#### [Information given]
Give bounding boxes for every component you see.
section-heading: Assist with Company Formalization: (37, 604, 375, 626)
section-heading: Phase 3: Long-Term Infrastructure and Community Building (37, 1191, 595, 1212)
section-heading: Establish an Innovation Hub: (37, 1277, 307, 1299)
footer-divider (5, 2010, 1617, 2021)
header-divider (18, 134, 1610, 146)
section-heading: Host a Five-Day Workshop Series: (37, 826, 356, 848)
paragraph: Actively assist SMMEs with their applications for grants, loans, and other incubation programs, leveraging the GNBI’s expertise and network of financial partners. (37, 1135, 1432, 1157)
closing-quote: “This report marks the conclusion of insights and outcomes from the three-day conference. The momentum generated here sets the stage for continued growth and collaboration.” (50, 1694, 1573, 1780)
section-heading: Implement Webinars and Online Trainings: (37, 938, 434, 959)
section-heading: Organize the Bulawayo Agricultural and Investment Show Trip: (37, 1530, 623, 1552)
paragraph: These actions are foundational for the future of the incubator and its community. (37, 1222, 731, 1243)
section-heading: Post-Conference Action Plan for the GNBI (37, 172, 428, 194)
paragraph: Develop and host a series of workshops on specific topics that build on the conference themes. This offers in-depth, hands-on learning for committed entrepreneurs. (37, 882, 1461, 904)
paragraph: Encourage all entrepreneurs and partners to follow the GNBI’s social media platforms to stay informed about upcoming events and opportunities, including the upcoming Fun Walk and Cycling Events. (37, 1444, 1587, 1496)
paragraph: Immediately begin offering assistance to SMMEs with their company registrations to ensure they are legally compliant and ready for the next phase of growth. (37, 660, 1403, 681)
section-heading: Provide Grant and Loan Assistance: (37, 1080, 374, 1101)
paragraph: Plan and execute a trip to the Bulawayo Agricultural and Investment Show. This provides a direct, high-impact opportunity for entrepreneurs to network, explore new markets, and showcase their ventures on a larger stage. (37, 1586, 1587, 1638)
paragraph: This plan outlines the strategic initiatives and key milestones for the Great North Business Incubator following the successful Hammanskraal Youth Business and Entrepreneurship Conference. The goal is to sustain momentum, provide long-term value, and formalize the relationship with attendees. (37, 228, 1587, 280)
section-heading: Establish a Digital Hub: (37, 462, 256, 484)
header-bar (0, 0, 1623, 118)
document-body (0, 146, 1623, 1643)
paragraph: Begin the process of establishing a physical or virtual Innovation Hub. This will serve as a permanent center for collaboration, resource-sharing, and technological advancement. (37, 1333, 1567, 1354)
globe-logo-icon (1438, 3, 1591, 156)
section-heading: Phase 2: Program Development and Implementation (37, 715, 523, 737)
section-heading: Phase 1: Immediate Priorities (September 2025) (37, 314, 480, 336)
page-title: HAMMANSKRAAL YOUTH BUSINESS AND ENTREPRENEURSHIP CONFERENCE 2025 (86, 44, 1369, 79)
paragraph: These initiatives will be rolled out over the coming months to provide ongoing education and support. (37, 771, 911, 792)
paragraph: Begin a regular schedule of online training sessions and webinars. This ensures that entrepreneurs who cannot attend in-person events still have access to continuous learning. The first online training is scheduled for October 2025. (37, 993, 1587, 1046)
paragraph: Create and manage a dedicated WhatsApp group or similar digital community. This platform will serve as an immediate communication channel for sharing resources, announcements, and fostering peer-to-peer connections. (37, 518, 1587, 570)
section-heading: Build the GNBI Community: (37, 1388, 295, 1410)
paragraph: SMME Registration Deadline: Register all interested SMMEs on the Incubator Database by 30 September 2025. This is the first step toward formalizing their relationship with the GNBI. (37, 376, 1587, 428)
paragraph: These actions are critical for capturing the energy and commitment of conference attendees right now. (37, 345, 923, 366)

#### [Written instruction]
Please rewrite the data above with "Innovation Hub" replaced by "Technology Hub" everywhere, leaving everything else the same.

#### [Correct response]
Give bounding boxes for every component you see.
section-heading: Assist with Company Formalization: (37, 604, 375, 626)
section-heading: Phase 3: Long-Term Infrastructure and Community Building (37, 1191, 595, 1212)
section-heading: Establish an Technology Hub: (37, 1277, 307, 1299)
footer-divider (5, 2010, 1617, 2021)
header-divider (18, 134, 1610, 146)
section-heading: Host a Five-Day Workshop Series: (37, 826, 356, 848)
paragraph: Actively assist SMMEs with their applications for grants, loans, and other incubation programs, leveraging the GNBI’s expertise and network of financial partners. (37, 1135, 1432, 1157)
closing-quote: “This report marks the conclusion of insights and outcomes from the three-day conference. The momentum generated here sets the stage for continued growth and collaboration.” (50, 1694, 1573, 1780)
section-heading: Implement Webinars and Online Trainings: (37, 938, 434, 959)
section-heading: Organize the Bulawayo Agricultural and Investment Show Trip: (37, 1530, 623, 1552)
paragraph: These actions are foundational for the future of the incubator and its community. (37, 1222, 731, 1243)
section-heading: Post-Conference Action Plan for the GNBI (37, 172, 428, 194)
paragraph: Develop and host a series of workshops on specific topics that build on the conference themes. This offers in-depth, hands-on learning for committed entrepreneurs. (37, 882, 1461, 904)
paragraph: Encourage all entrepreneurs and partners to follow the GNBI’s social media platforms to stay informed about upcoming events and opportunities, including the upcoming Fun Walk and Cycling Events. (37, 1444, 1587, 1496)
paragraph: Immediately begin offering assistance to SMMEs with their company registrations to ensure they are legally compliant and ready for the next phase of growth. (37, 660, 1403, 681)
section-heading: Provide Grant and Loan Assistance: (37, 1080, 374, 1101)
paragraph: Plan and execute a trip to the Bulawayo Agricultural and Investment Show. This provides a direct, high-impact opportunity for entrepreneurs to network, explore new markets, and showcase their ventures on a larger stage. (37, 1586, 1587, 1638)
paragraph: This plan outlines the strategic initiatives and key milestones for the Great North Business Incubator following the successful Hammanskraal Youth Business and Entrepreneurship Conference. The goal is to sustain momentum, provide long-term value, and formalize the relationship with attendees. (37, 228, 1587, 280)
section-heading: Establish a Digital Hub: (37, 462, 256, 484)
header-bar (0, 0, 1623, 118)
document-body (0, 146, 1623, 1643)
paragraph: Begin the process of establishing a physical or virtual Technology Hub. This will serve as a permanent center for collaboration, resource-sharing, and technological advancement. (37, 1333, 1567, 1354)
globe-logo-icon (1438, 3, 1591, 156)
section-heading: Phase 2: Program Development and Implementation (37, 715, 523, 737)
section-heading: Phase 1: Immediate Priorities (September 2025) (37, 314, 480, 336)
page-title: HAMMANSKRAAL YOUTH BUSINESS AND ENTREPRENEURSHIP CONFERENCE 2025 (86, 44, 1369, 79)
paragraph: These initiatives will be rolled out over the coming months to provide ongoing education and support. (37, 771, 911, 792)
paragraph: Begin a regular schedule of online training sessions and webinars. This ensures that entrepreneurs who cannot attend in-person events still have access to continuous learning. The first online training is scheduled for October 2025. (37, 993, 1587, 1046)
paragraph: Create and manage a dedicated WhatsApp group or similar digital community. This platform will serve as an immediate communication channel for sharing resources, announcements, and fostering peer-to-peer connections. (37, 518, 1587, 570)
section-heading: Build the GNBI Community: (37, 1388, 295, 1410)
paragraph: SMME Registration Deadline: Register all interested SMMEs on the Incubator Database by 30 September 2025. This is the first step toward formalizing their relationship with the GNBI. (37, 376, 1587, 428)
paragraph: These actions are critical for capturing the energy and commitment of conference attendees right now. (37, 345, 923, 366)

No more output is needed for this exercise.